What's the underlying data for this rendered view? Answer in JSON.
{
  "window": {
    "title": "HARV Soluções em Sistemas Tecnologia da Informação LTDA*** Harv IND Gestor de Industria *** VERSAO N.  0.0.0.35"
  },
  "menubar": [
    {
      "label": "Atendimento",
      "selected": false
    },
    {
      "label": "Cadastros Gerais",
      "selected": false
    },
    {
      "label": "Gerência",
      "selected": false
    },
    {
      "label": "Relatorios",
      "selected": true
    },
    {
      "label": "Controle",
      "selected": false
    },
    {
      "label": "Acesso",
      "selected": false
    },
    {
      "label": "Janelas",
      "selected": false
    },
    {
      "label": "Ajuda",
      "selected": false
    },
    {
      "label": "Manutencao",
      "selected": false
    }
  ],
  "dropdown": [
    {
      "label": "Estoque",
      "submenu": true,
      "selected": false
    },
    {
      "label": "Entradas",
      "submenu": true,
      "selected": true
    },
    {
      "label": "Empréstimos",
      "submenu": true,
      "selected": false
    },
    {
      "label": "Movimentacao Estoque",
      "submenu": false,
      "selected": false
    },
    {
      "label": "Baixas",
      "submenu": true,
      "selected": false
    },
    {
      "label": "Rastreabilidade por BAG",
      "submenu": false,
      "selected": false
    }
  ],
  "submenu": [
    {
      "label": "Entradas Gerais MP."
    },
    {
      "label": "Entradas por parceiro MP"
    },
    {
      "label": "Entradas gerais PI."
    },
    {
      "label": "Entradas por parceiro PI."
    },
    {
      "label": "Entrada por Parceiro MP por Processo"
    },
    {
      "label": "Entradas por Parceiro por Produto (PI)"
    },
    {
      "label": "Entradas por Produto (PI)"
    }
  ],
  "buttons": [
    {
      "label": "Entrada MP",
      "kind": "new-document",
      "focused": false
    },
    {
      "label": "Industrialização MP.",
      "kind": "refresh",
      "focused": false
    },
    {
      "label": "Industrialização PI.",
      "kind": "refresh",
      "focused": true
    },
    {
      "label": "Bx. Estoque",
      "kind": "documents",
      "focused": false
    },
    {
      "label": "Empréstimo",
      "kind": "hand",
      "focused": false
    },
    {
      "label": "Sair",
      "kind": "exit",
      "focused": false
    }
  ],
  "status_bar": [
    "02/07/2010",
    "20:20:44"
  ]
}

→ Work instructions
The lines to collect are those holding the string "Industrialização"; copy them all.

→ Full solution
      "label": "Industrialização MP.",
      "label": "Industrialização PI.",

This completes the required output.